Copy out all the records exactly.

◆ Task data ◆
──────────

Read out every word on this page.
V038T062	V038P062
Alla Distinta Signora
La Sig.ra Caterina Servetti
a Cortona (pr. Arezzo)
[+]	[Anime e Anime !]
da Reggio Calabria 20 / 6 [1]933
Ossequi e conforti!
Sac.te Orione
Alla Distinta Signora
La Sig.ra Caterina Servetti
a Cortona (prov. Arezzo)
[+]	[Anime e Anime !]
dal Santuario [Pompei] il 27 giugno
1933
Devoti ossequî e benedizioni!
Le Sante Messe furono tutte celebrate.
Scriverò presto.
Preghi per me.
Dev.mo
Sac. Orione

──────────

◆ Exercise answer ◆
Read out every word on this page.
V038T062	V038P062
Alla Distinta Signora
La Sig.ra Caterina Servetti
a Cortona (pr. Arezzo)
[+]	[Anime e Anime !]
da Reggio Calabria 20 / 6 [1]933
Ossequi e conforti!
Sac.te Orione
Alla Distinta Signora
La Sig.ra Caterina Servetti
a Cortona (prov. Arezzo)
[+]	[Anime e Anime !]
dal Santuario [Pompei] il 27 giugno
1933
Devoti ossequî e benedizioni!
Le Sante Messe furono tutte celebrate.
Scriverò presto.
Preghi per me.
Dev.mo
Sac. Orione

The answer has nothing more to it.